Page content records
□ □ □ □ □

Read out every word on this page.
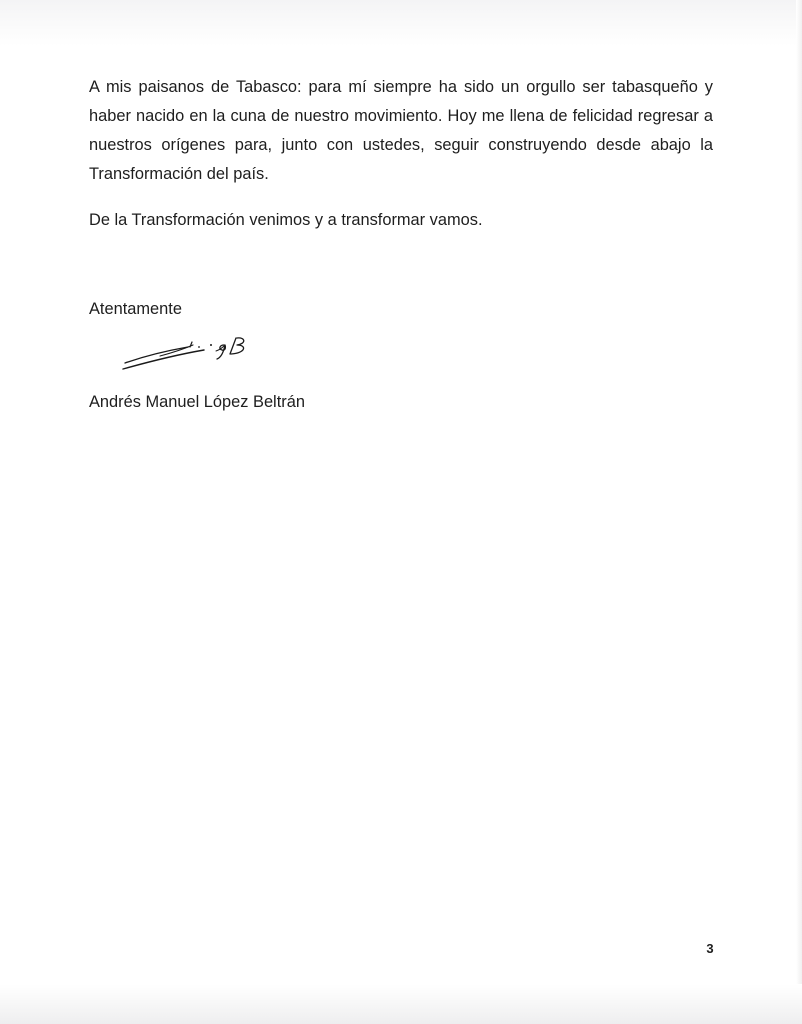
A mis paisanos de Tabasco: para mí siempre ha sido un orgullo ser tabasqueño y haber nacido en la cuna de nuestro movimiento. Hoy me llena de felicidad regresar a nuestros orígenes para, junto con ustedes, seguir construyendo desde abajo la Transformación del país.

De la Transformación venimos y a transformar vamos.

Atentamente

Andrés Manuel López Beltrán

3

□ □ □ □ □

§ EXERCISE DIRECTIONS
For the entries above, please state how many lines contain the string "Transformación"; give the number and nothing else.

§ RESULT OF THE EXERCISE
2